Repeat the lines from the one containing "Give me a plain-text" through the last line of the data, exactly, pictures omitted.

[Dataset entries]
— Begin —

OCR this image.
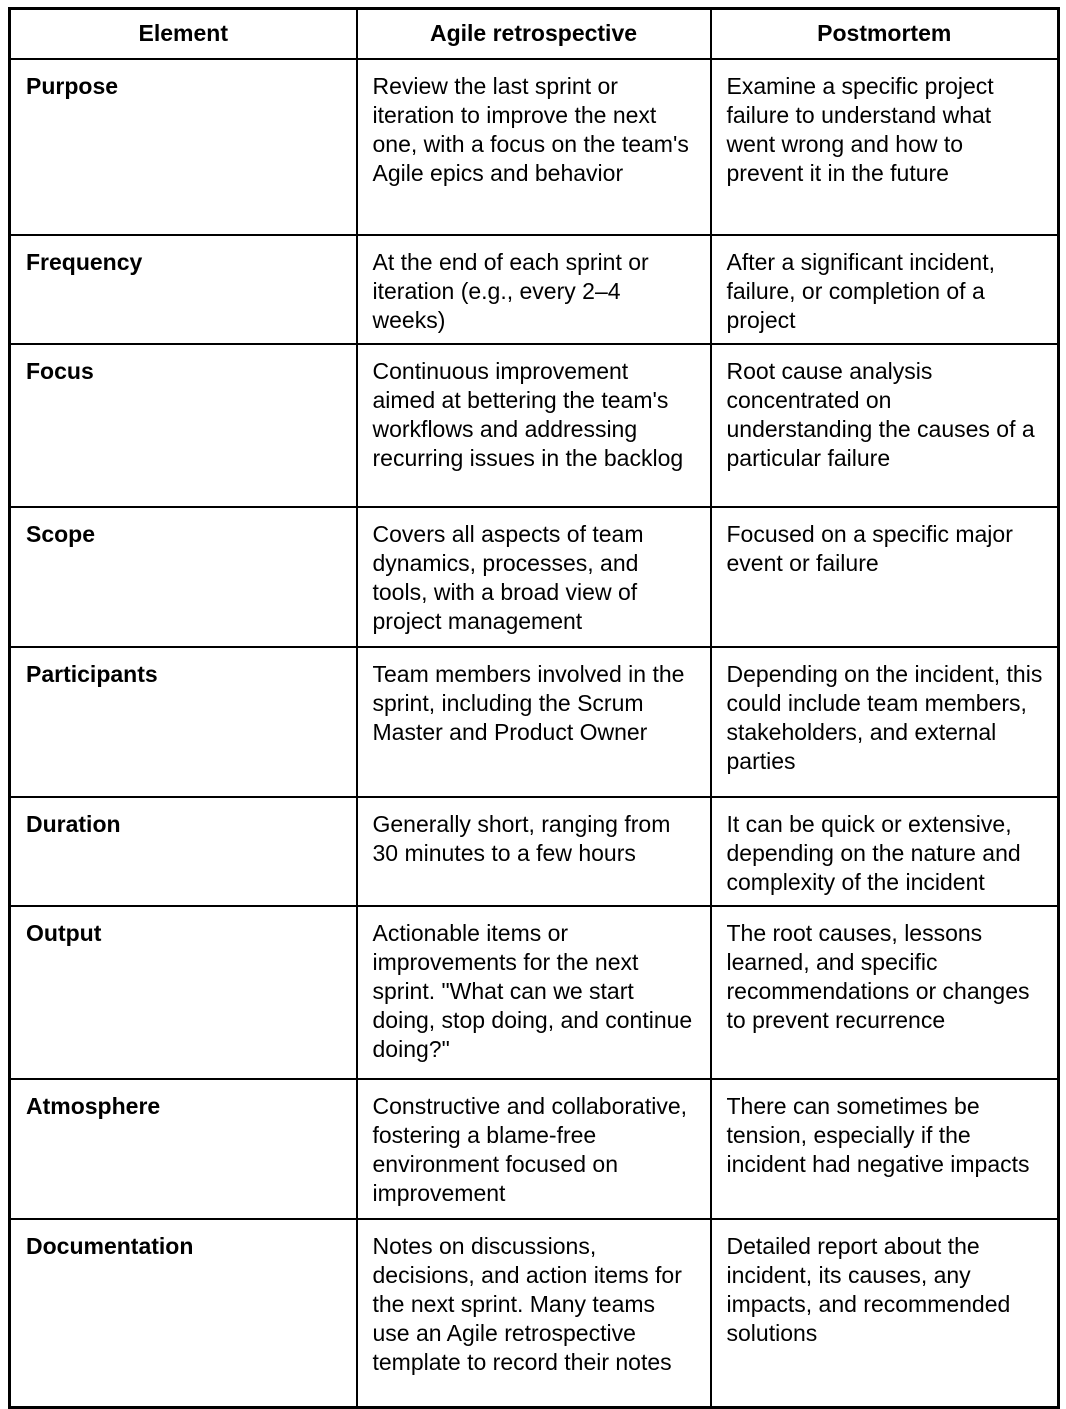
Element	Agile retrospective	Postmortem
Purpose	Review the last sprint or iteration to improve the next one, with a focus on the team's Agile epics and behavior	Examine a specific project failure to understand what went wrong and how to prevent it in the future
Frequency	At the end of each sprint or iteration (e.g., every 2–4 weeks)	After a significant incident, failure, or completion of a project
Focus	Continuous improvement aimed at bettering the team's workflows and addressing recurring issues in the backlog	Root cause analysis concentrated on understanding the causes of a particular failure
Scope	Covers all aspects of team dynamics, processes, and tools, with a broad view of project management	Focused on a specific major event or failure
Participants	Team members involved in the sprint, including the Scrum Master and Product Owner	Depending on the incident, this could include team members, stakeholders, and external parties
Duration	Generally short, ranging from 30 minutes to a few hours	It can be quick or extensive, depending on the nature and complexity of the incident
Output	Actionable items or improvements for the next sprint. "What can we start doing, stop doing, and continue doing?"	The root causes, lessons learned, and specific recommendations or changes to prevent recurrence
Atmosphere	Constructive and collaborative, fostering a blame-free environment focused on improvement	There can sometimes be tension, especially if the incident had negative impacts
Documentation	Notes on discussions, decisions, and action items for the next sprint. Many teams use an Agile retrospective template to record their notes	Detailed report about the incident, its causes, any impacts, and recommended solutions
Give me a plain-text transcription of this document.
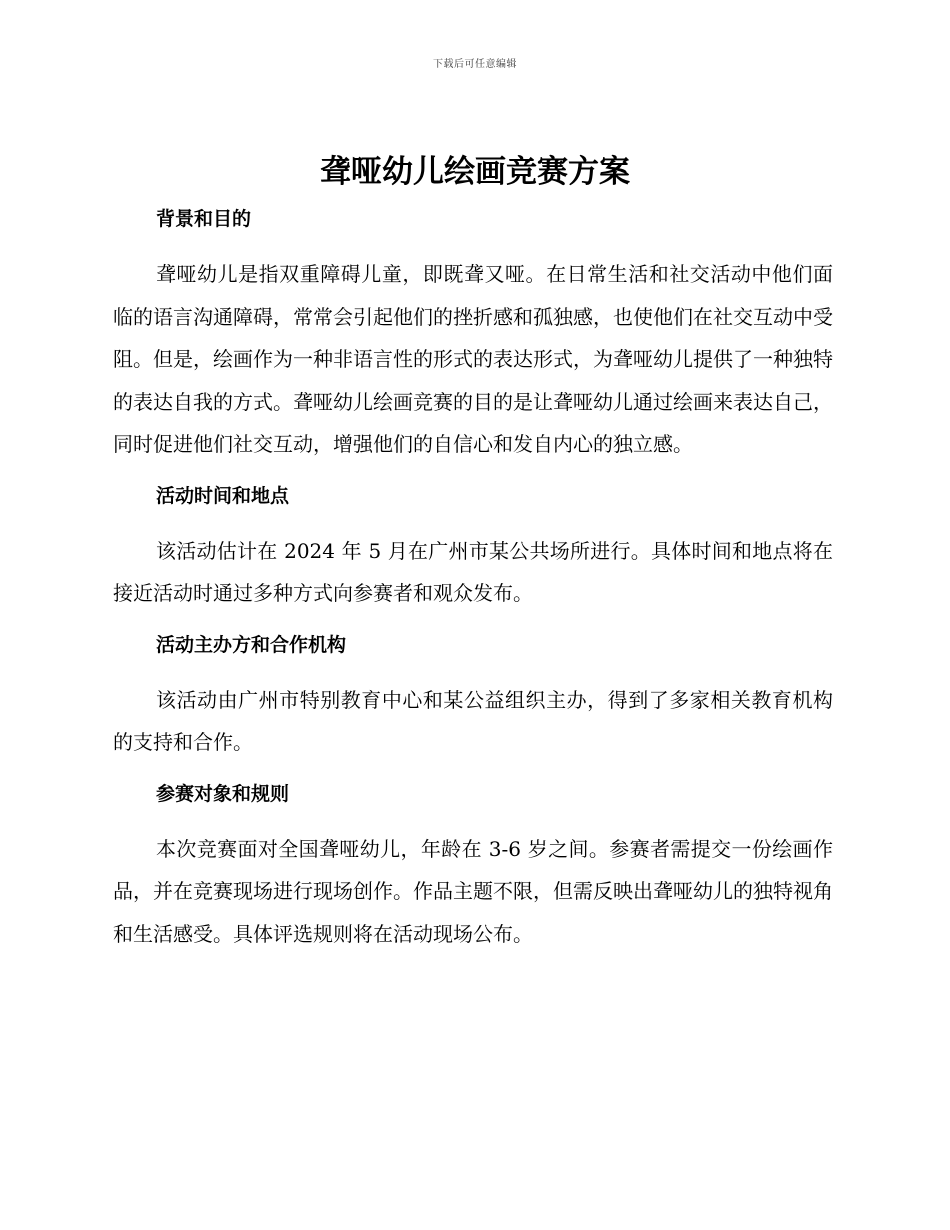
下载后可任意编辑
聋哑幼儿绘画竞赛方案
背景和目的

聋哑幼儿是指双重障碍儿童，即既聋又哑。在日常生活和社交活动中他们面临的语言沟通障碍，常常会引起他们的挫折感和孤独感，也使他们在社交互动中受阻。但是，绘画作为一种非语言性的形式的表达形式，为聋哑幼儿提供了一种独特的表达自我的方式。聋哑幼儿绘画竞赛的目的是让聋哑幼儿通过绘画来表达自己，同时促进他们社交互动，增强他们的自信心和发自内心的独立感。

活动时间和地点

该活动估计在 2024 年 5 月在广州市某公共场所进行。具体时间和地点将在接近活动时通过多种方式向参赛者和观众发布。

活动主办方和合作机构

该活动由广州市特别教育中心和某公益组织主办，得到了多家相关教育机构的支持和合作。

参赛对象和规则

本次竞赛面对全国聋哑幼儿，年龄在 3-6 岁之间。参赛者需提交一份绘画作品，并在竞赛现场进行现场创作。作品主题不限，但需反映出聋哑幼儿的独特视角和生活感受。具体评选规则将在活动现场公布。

— End —

> _EXERCISE SOLUTION_
Give me a plain-text transcription of this document.
下载后可任意编辑
聋哑幼儿绘画竞赛方案
背景和目的

聋哑幼儿是指双重障碍儿童，即既聋又哑。在日常生活和社交活动中他们面临的语言沟通障碍，常常会引起他们的挫折感和孤独感，也使他们在社交互动中受阻。但是，绘画作为一种非语言性的形式的表达形式，为聋哑幼儿提供了一种独特的表达自我的方式。聋哑幼儿绘画竞赛的目的是让聋哑幼儿通过绘画来表达自己，同时促进他们社交互动，增强他们的自信心和发自内心的独立感。

活动时间和地点

该活动估计在 2024 年 5 月在广州市某公共场所进行。具体时间和地点将在接近活动时通过多种方式向参赛者和观众发布。

活动主办方和合作机构

该活动由广州市特别教育中心和某公益组织主办，得到了多家相关教育机构的支持和合作。

参赛对象和规则

本次竞赛面对全国聋哑幼儿，年龄在 3-6 岁之间。参赛者需提交一份绘画作品，并在竞赛现场进行现场创作。作品主题不限，但需反映出聋哑幼儿的独特视角和生活感受。具体评选规则将在活动现场公布。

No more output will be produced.